== Objective ==
Copy out each line exactly; pictures stay out of the copy.

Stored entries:

_ _ _

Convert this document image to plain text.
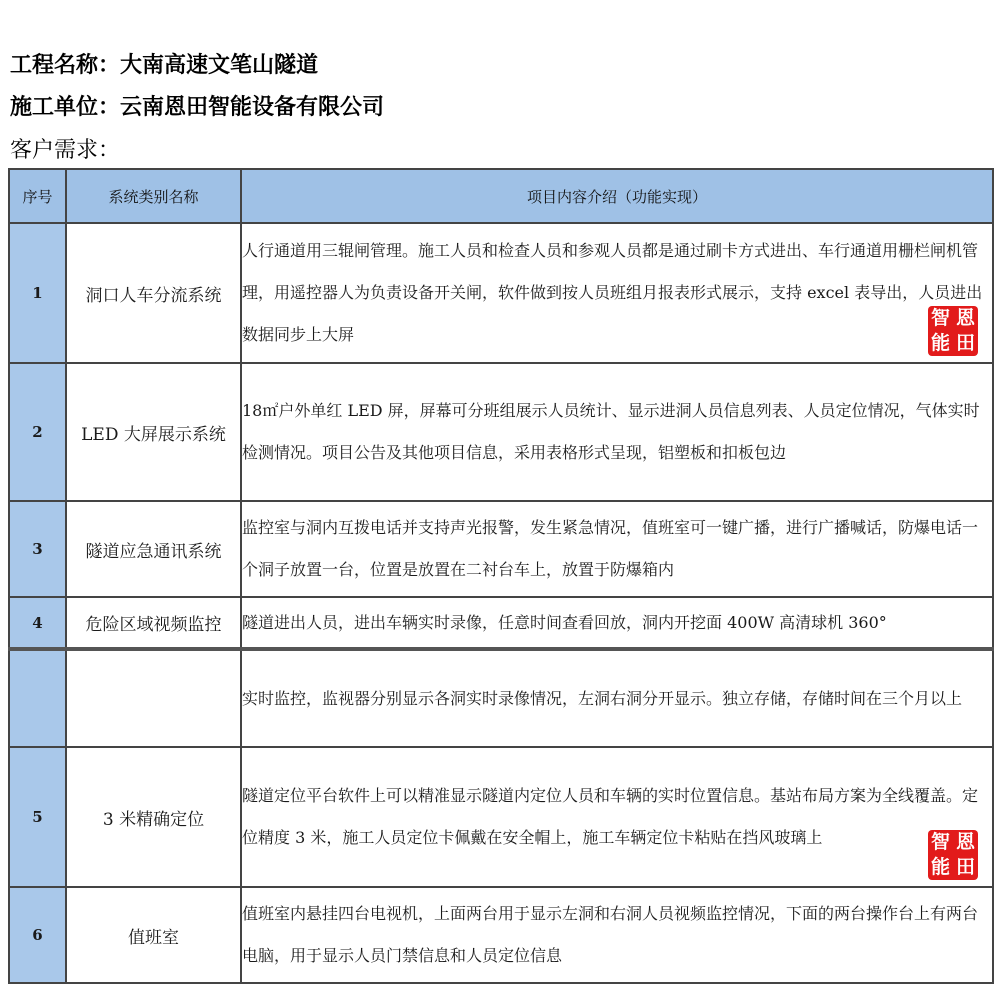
工程名称：大南高速文笔山隧道
施工单位：云南恩田智能设备有限公司
客户需求：
序号	系统类别名称	项目内容介绍（功能实现）
1	洞口人车分流系统	人行通道用三辊闸管理。施工人员和检查人员和参观人员都是通过刷卡方式进出、车行通道用栅栏闸机管理，用遥控器人为负责设备开关闸，软件做到按人员班组月报表形式展示，支持 excel 表导出，人员进出数据同步上大屏
智 恩
能 田

2	LED 大屏展示系统	18㎡户外单红 LED 屏，屏幕可分班组展示人员统计、显示进洞人员信息列表、人员定位情况，气体实时检测情况。项目公告及其他项目信息，采用表格形式呈现，铝塑板和扣板包边
3	隧道应急通讯系统	监控室与洞内互拨电话并支持声光报警，发生紧急情况，值班室可一键广播，进行广播喊话，防爆电话一个洞子放置一台，位置是放置在二衬台车上，放置于防爆箱内
4	危险区域视频监控	隧道进出人员，进出车辆实时录像，任意时间查看回放，洞内开挖面 400W 高清球机 360°
		实时监控，监视器分别显示各洞实时录像情况，左洞右洞分开显示。独立存储，存储时间在三个月以上
5	3 米精确定位	隧道定位平台软件上可以精准显示隧道内定位人员和车辆的实时位置信息。基站布局方案为全线覆盖。定位精度 3 米，施工人员定位卡佩戴在安全帽上，施工车辆定位卡粘贴在挡风玻璃上 智 恩
能 田

6	值班室	值班室内悬挂四台电视机，上面两台用于显示左洞和右洞人员视频监控情况，下面的两台操作台上有两台电脑，用于显示人员门禁信息和人员定位信息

_ _ _

== Written response ==
Convert this document image to plain text.
工程名称：大南高速文笔山隧道
施工单位：云南恩田智能设备有限公司
客户需求：
序号	系统类别名称	项目内容介绍（功能实现）
1	洞口人车分流系统	人行通道用三辊闸管理。施工人员和检查人员和参观人员都是通过刷卡方式进出、车行通道用栅栏闸机管理，用遥控器人为负责设备开关闸，软件做到按人员班组月报表形式展示，支持 excel 表导出，人员进出数据同步上大屏
智 恩
能 田

2	LED 大屏展示系统	18㎡户外单红 LED 屏，屏幕可分班组展示人员统计、显示进洞人员信息列表、人员定位情况，气体实时检测情况。项目公告及其他项目信息，采用表格形式呈现，铝塑板和扣板包边
3	隧道应急通讯系统	监控室与洞内互拨电话并支持声光报警，发生紧急情况，值班室可一键广播，进行广播喊话，防爆电话一个洞子放置一台，位置是放置在二衬台车上，放置于防爆箱内
4	危险区域视频监控	隧道进出人员，进出车辆实时录像，任意时间查看回放，洞内开挖面 400W 高清球机 360°
		实时监控，监视器分别显示各洞实时录像情况，左洞右洞分开显示。独立存储，存储时间在三个月以上
5	3 米精确定位	隧道定位平台软件上可以精准显示隧道内定位人员和车辆的实时位置信息。基站布局方案为全线覆盖。定位精度 3 米，施工人员定位卡佩戴在安全帽上，施工车辆定位卡粘贴在挡风玻璃上 智 恩
能 田

6	值班室	值班室内悬挂四台电视机，上面两台用于显示左洞和右洞人员视频监控情况，下面的两台操作台上有两台电脑，用于显示人员门禁信息和人员定位信息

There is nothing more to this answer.